··· DATASET RECORDS

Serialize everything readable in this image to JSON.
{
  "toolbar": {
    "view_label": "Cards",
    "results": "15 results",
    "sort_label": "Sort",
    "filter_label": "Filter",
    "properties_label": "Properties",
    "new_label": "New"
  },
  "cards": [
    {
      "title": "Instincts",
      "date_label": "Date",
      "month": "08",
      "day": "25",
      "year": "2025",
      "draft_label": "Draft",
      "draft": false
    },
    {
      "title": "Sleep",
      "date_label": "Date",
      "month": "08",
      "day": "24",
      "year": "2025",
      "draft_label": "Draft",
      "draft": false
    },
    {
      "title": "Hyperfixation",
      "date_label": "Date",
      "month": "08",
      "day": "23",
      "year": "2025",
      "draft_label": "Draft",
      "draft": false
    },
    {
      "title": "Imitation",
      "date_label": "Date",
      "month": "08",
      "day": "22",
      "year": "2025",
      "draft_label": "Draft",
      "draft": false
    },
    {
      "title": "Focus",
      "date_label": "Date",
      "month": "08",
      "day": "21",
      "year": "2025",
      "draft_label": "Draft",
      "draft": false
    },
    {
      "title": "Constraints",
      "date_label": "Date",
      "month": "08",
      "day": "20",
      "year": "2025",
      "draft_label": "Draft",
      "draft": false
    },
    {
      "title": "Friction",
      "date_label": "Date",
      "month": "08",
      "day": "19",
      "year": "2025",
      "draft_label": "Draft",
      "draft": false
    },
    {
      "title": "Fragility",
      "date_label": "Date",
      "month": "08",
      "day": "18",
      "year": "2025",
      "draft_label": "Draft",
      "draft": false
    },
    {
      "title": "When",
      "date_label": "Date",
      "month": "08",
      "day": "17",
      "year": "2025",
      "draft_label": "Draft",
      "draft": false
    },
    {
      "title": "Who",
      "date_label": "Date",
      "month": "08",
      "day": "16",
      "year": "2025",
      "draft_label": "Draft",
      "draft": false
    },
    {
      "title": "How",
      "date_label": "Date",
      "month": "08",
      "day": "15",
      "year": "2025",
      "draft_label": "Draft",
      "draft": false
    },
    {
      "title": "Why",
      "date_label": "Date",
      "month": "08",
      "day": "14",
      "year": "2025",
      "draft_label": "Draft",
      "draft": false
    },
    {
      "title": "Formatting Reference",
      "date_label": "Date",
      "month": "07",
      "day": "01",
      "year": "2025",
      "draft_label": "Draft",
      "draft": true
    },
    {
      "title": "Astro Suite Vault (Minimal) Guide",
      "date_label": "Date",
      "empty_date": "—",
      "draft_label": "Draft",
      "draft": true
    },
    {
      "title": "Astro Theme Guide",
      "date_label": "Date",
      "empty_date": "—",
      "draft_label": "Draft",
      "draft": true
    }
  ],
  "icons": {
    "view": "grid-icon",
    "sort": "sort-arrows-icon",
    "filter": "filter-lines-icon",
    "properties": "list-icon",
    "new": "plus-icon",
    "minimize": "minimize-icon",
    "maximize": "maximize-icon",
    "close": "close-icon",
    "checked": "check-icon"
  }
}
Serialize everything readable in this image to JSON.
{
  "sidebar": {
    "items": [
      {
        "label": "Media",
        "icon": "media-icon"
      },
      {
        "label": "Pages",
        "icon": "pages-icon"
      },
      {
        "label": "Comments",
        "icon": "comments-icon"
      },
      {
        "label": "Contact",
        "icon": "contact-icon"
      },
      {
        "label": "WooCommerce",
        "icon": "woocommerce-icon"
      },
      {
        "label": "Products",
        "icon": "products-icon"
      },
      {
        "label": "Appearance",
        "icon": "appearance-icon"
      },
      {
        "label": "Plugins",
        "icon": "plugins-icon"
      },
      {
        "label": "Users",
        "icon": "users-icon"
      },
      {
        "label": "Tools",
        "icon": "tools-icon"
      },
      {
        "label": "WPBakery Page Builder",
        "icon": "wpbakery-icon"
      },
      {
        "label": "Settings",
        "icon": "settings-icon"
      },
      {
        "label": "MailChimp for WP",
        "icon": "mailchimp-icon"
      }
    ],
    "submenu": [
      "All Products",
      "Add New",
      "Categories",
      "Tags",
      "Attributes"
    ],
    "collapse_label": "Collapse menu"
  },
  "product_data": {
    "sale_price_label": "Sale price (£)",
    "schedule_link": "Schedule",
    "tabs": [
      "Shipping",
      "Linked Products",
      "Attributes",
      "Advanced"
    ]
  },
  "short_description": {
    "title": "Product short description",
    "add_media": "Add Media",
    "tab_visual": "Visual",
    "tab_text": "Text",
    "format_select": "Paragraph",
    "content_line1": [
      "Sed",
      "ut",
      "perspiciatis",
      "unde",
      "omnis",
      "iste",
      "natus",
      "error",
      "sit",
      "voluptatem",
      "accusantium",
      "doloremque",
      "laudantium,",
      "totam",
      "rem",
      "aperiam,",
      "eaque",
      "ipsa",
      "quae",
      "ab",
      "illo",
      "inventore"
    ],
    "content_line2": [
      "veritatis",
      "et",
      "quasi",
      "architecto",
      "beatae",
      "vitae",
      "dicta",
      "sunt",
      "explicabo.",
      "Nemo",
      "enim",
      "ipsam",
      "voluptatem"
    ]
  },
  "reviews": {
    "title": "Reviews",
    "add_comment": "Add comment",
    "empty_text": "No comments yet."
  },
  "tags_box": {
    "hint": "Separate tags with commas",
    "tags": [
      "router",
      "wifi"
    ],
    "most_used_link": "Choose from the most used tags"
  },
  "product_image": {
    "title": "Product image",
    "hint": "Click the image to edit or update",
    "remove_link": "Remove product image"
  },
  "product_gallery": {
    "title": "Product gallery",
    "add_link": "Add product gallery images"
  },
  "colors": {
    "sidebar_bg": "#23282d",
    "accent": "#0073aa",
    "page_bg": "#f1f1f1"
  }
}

······

— WHAT TO DO —
Faithfully copy every entry, leaving nothing out.

— SOLUTION —
Serialize everything readable in this image to JSON.
{
  "toolbar": {
    "view_label": "Cards",
    "results": "15 results",
    "sort_label": "Sort",
    "filter_label": "Filter",
    "properties_label": "Properties",
    "new_label": "New"
  },
  "cards": [
    {
      "title": "Instincts",
      "date_label": "Date",
      "month": "08",
      "day": "25",
      "year": "2025",
      "draft_label": "Draft",
      "draft": false
    },
    {
      "title": "Sleep",
      "date_label": "Date",
      "month": "08",
      "day": "24",
      "year": "2025",
      "draft_label": "Draft",
      "draft": false
    },
    {
      "title": "Hyperfixation",
      "date_label": "Date",
      "month": "08",
      "day": "23",
      "year": "2025",
      "draft_label": "Draft",
      "draft": false
    },
    {
      "title": "Imitation",
      "date_label": "Date",
      "month": "08",
      "day": "22",
      "year": "2025",
      "draft_label": "Draft",
      "draft": false
    },
    {
      "title": "Focus",
      "date_label": "Date",
      "month": "08",
      "day": "21",
      "year": "2025",
      "draft_label": "Draft",
      "draft": false
    },
    {
      "title": "Constraints",
      "date_label": "Date",
      "month": "08",
      "day": "20",
      "year": "2025",
      "draft_label": "Draft",
      "draft": false
    },
    {
      "title": "Friction",
      "date_label": "Date",
      "month": "08",
      "day": "19",
      "year": "2025",
      "draft_label": "Draft",
      "draft": false
    },
    {
      "title": "Fragility",
      "date_label": "Date",
      "month": "08",
      "day": "18",
      "year": "2025",
      "draft_label": "Draft",
      "draft": false
    },
    {
      "title": "When",
      "date_label": "Date",
      "month": "08",
      "day": "17",
      "year": "2025",
      "draft_label": "Draft",
      "draft": false
    },
    {
      "title": "Who",
      "date_label": "Date",
      "month": "08",
      "day": "16",
      "year": "2025",
      "draft_label": "Draft",
      "draft": false
    },
    {
      "title": "How",
      "date_label": "Date",
      "month": "08",
      "day": "15",
      "year": "2025",
      "draft_label": "Draft",
      "draft": false
    },
    {
      "title": "Why",
      "date_label": "Date",
      "month": "08",
      "day": "14",
      "year": "2025",
      "draft_label": "Draft",
      "draft": false
    },
    {
      "title": "Formatting Reference",
      "date_label": "Date",
      "month": "07",
      "day": "01",
      "year": "2025",
      "draft_label": "Draft",
      "draft": true
    },
    {
      "title": "Astro Suite Vault (Minimal) Guide",
      "date_label": "Date",
      "empty_date": "—",
      "draft_label": "Draft",
      "draft": true
    },
    {
      "title": "Astro Theme Guide",
      "date_label": "Date",
      "empty_date": "—",
      "draft_label": "Draft",
      "draft": true
    }
  ],
  "icons": {
    "view": "grid-icon",
    "sort": "sort-arrows-icon",
    "filter": "filter-lines-icon",
    "properties": "list-icon",
    "new": "plus-icon",
    "minimize": "minimize-icon",
    "maximize": "maximize-icon",
    "close": "close-icon",
    "checked": "check-icon"
  }
}
Serialize everything readable in this image to JSON.
{
  "sidebar": {
    "items": [
      {
        "label": "Media",
        "icon": "media-icon"
      },
      {
        "label": "Pages",
        "icon": "pages-icon"
      },
      {
        "label": "Comments",
        "icon": "comments-icon"
      },
      {
        "label": "Contact",
        "icon": "contact-icon"
      },
      {
        "label": "WooCommerce",
        "icon": "woocommerce-icon"
      },
      {
        "label": "Products",
        "icon": "products-icon"
      },
      {
        "label": "Appearance",
        "icon": "appearance-icon"
      },
      {
        "label": "Plugins",
        "icon": "plugins-icon"
      },
      {
        "label": "Users",
        "icon": "users-icon"
      },
      {
        "label": "Tools",
        "icon": "tools-icon"
      },
      {
        "label": "WPBakery Page Builder",
        "icon": "wpbakery-icon"
      },
      {
        "label": "Settings",
        "icon": "settings-icon"
      },
      {
        "label": "MailChimp for WP",
        "icon": "mailchimp-icon"
      }
    ],
    "submenu": [
      "All Products",
      "Add New",
      "Categories",
      "Tags",
      "Attributes"
    ],
    "collapse_label": "Collapse menu"
  },
  "product_data": {
    "sale_price_label": "Sale price (£)",
    "schedule_link": "Schedule",
    "tabs": [
      "Shipping",
      "Linked Products",
      "Attributes",
      "Advanced"
    ]
  },
  "short_description": {
    "title": "Product short description",
    "add_media": "Add Media",
    "tab_visual": "Visual",
    "tab_text": "Text",
    "format_select": "Paragraph",
    "content_line1": [
      "Sed",
      "ut",
      "perspiciatis",
      "unde",
      "omnis",
      "iste",
      "natus",
      "error",
      "sit",
      "voluptatem",
      "accusantium",
      "doloremque",
      "laudantium,",
      "totam",
      "rem",
      "aperiam,",
      "eaque",
      "ipsa",
      "quae",
      "ab",
      "illo",
      "inventore"
    ],
    "content_line2": [
      "veritatis",
      "et",
      "quasi",
      "architecto",
      "beatae",
      "vitae",
      "dicta",
      "sunt",
      "explicabo.",
      "Nemo",
      "enim",
      "ipsam",
      "voluptatem"
    ]
  },
  "reviews": {
    "title": "Reviews",
    "add_comment": "Add comment",
    "empty_text": "No comments yet."
  },
  "tags_box": {
    "hint": "Separate tags with commas",
    "tags": [
      "router",
      "wifi"
    ],
    "most_used_link": "Choose from the most used tags"
  },
  "product_image": {
    "title": "Product image",
    "hint": "Click the image to edit or update",
    "remove_link": "Remove product image"
  },
  "product_gallery": {
    "title": "Product gallery",
    "add_link": "Add product gallery images"
  },
  "colors": {
    "sidebar_bg": "#23282d",
    "accent": "#0073aa",
    "page_bg": "#f1f1f1"
  }
}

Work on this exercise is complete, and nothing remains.